» **WORK INSTRUCTIONS**: Make an exact copy of the records, with the images left out.

» **ENTRIES SHOWN**:
* * * * * * * * *

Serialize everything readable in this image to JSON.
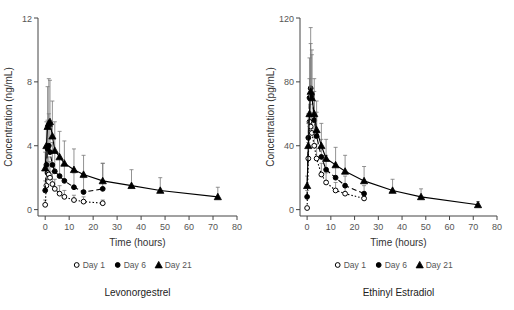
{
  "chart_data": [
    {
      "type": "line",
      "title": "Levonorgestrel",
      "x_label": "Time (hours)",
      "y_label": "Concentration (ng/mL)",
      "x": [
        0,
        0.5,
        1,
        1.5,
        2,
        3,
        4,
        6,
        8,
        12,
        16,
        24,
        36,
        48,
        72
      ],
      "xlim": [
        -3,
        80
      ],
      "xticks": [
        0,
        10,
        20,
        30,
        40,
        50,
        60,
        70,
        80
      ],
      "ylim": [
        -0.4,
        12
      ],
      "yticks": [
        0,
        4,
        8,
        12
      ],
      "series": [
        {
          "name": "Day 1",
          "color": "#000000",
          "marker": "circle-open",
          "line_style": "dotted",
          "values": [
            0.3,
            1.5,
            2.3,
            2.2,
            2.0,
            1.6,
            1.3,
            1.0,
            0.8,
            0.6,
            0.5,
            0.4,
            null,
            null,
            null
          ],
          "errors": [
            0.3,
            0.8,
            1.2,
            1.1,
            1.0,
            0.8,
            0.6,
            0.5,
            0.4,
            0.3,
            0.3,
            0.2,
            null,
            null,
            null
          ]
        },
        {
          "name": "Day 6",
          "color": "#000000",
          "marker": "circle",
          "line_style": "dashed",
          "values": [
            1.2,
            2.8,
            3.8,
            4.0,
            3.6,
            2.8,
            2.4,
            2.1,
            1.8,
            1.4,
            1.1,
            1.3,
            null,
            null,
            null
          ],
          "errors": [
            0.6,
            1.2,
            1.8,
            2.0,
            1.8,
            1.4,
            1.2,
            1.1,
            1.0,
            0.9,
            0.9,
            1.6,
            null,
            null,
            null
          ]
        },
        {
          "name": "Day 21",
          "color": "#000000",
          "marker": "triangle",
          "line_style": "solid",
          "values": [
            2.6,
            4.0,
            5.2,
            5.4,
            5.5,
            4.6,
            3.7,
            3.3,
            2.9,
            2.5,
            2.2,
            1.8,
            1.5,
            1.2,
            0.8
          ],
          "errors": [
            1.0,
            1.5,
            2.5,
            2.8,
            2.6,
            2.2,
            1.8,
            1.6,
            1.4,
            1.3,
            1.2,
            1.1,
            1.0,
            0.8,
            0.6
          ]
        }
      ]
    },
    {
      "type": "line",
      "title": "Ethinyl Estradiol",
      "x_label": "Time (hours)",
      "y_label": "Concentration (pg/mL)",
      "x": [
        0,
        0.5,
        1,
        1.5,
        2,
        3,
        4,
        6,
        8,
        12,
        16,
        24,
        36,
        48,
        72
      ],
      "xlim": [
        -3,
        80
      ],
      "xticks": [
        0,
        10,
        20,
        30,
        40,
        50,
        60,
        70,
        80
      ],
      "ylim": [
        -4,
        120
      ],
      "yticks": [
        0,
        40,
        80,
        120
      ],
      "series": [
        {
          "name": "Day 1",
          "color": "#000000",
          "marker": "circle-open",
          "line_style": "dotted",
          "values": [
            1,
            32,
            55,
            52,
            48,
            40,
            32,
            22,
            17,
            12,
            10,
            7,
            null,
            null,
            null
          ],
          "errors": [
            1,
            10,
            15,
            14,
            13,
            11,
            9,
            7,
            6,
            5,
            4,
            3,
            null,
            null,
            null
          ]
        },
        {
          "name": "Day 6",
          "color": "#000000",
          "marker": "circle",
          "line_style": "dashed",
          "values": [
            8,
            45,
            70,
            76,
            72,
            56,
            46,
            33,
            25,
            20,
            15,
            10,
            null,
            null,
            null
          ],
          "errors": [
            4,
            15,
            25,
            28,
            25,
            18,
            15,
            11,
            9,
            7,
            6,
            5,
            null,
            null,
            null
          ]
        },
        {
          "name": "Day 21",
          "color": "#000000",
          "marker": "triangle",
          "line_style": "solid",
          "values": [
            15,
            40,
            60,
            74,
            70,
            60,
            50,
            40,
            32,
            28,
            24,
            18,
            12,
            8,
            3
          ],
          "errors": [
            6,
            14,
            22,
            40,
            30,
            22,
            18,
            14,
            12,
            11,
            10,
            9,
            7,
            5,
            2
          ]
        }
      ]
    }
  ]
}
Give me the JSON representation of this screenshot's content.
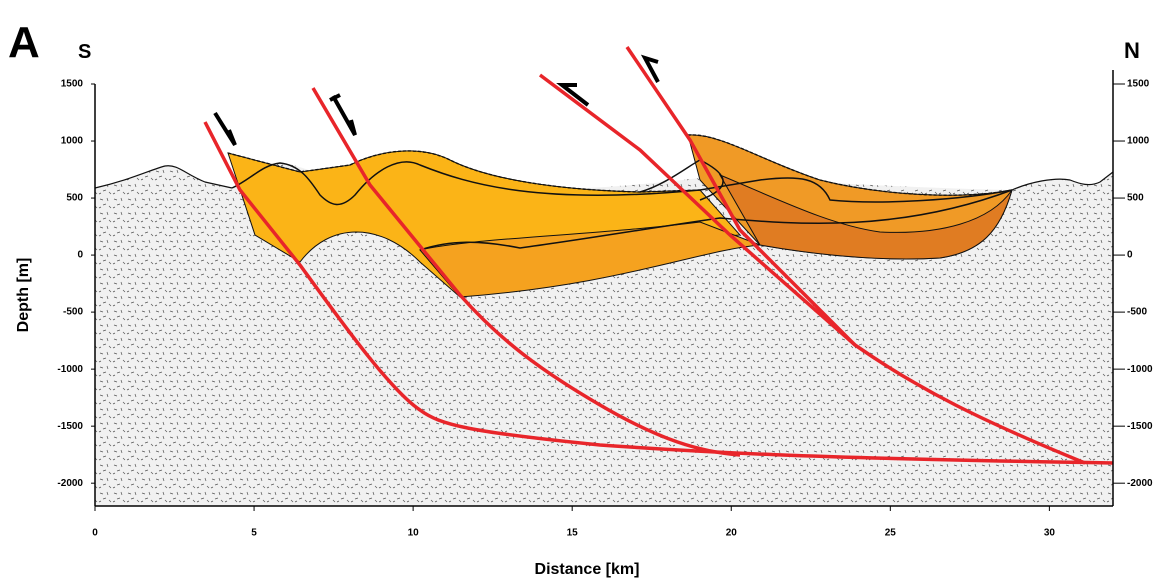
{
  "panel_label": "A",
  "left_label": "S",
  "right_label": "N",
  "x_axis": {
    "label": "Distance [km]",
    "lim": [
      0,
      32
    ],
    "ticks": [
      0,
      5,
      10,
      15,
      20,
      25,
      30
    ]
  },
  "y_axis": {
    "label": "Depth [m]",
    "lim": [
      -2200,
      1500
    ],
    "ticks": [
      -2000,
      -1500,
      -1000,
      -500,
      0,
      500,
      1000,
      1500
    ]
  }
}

* * * * * * * * *

» **PROBLEM SOLUTION**:
Serialize everything readable in this image to JSON.
{
  "chart_data": [
    {
      "type": "line",
      "title": "Levonorgestrel",
      "x_label": "Time (hours)",
      "y_label": "Concentration (ng/mL)",
      "x": [
        0,
        0.5,
        1,
        1.5,
        2,
        3,
        4,
        6,
        8,
        12,
        16,
        24,
        36,
        48,
        72
      ],
      "xlim": [
        -3,
        80
      ],
      "xticks": [
        0,
        10,
        20,
        30,
        40,
        50,
        60,
        70,
        80
      ],
      "ylim": [
        -0.4,
        12
      ],
      "yticks": [
        0,
        4,
        8,
        12
      ],
      "series": [
        {
          "name": "Day 1",
          "color": "#000000",
          "marker": "circle-open",
          "line_style": "dotted",
          "values": [
            0.3,
            1.5,
            2.3,
            2.2,
            2.0,
            1.6,
            1.3,
            1.0,
            0.8,
            0.6,
            0.5,
            0.4,
            null,
            null,
            null
          ],
          "errors": [
            0.3,
            0.8,
            1.2,
            1.1,
            1.0,
            0.8,
            0.6,
            0.5,
            0.4,
            0.3,
            0.3,
            0.2,
            null,
            null,
            null
          ]
        },
        {
          "name": "Day 6",
          "color": "#000000",
          "marker": "circle",
          "line_style": "dashed",
          "values": [
            1.2,
            2.8,
            3.8,
            4.0,
            3.6,
            2.8,
            2.4,
            2.1,
            1.8,
            1.4,
            1.1,
            1.3,
            null,
            null,
            null
          ],
          "errors": [
            0.6,
            1.2,
            1.8,
            2.0,
            1.8,
            1.4,
            1.2,
            1.1,
            1.0,
            0.9,
            0.9,
            1.6,
            null,
            null,
            null
          ]
        },
        {
          "name": "Day 21",
          "color": "#000000",
          "marker": "triangle",
          "line_style": "solid",
          "values": [
            2.6,
            4.0,
            5.2,
            5.4,
            5.5,
            4.6,
            3.7,
            3.3,
            2.9,
            2.5,
            2.2,
            1.8,
            1.5,
            1.2,
            0.8
          ],
          "errors": [
            1.0,
            1.5,
            2.5,
            2.8,
            2.6,
            2.2,
            1.8,
            1.6,
            1.4,
            1.3,
            1.2,
            1.1,
            1.0,
            0.8,
            0.6
          ]
        }
      ]
    },
    {
      "type": "line",
      "title": "Ethinyl Estradiol",
      "x_label": "Time (hours)",
      "y_label": "Concentration (pg/mL)",
      "x": [
        0,
        0.5,
        1,
        1.5,
        2,
        3,
        4,
        6,
        8,
        12,
        16,
        24,
        36,
        48,
        72
      ],
      "xlim": [
        -3,
        80
      ],
      "xticks": [
        0,
        10,
        20,
        30,
        40,
        50,
        60,
        70,
        80
      ],
      "ylim": [
        -4,
        120
      ],
      "yticks": [
        0,
        40,
        80,
        120
      ],
      "series": [
        {
          "name": "Day 1",
          "color": "#000000",
          "marker": "circle-open",
          "line_style": "dotted",
          "values": [
            1,
            32,
            55,
            52,
            48,
            40,
            32,
            22,
            17,
            12,
            10,
            7,
            null,
            null,
            null
          ],
          "errors": [
            1,
            10,
            15,
            14,
            13,
            11,
            9,
            7,
            6,
            5,
            4,
            3,
            null,
            null,
            null
          ]
        },
        {
          "name": "Day 6",
          "color": "#000000",
          "marker": "circle",
          "line_style": "dashed",
          "values": [
            8,
            45,
            70,
            76,
            72,
            56,
            46,
            33,
            25,
            20,
            15,
            10,
            null,
            null,
            null
          ],
          "errors": [
            4,
            15,
            25,
            28,
            25,
            18,
            15,
            11,
            9,
            7,
            6,
            5,
            null,
            null,
            null
          ]
        },
        {
          "name": "Day 21",
          "color": "#000000",
          "marker": "triangle",
          "line_style": "solid",
          "values": [
            15,
            40,
            60,
            74,
            70,
            60,
            50,
            40,
            32,
            28,
            24,
            18,
            12,
            8,
            3
          ],
          "errors": [
            6,
            14,
            22,
            40,
            30,
            22,
            18,
            14,
            12,
            11,
            10,
            9,
            7,
            5,
            2
          ]
        }
      ]
    }
  ]
}
Give me the JSON representation of this screenshot's content.
{
  "panel_label": "A",
  "left_label": "S",
  "right_label": "N",
  "x_axis": {
    "label": "Distance [km]",
    "lim": [
      0,
      32
    ],
    "ticks": [
      0,
      5,
      10,
      15,
      20,
      25,
      30
    ]
  },
  "y_axis": {
    "label": "Depth [m]",
    "lim": [
      -2200,
      1500
    ],
    "ticks": [
      -2000,
      -1500,
      -1000,
      -500,
      0,
      500,
      1000,
      1500
    ]
  }
}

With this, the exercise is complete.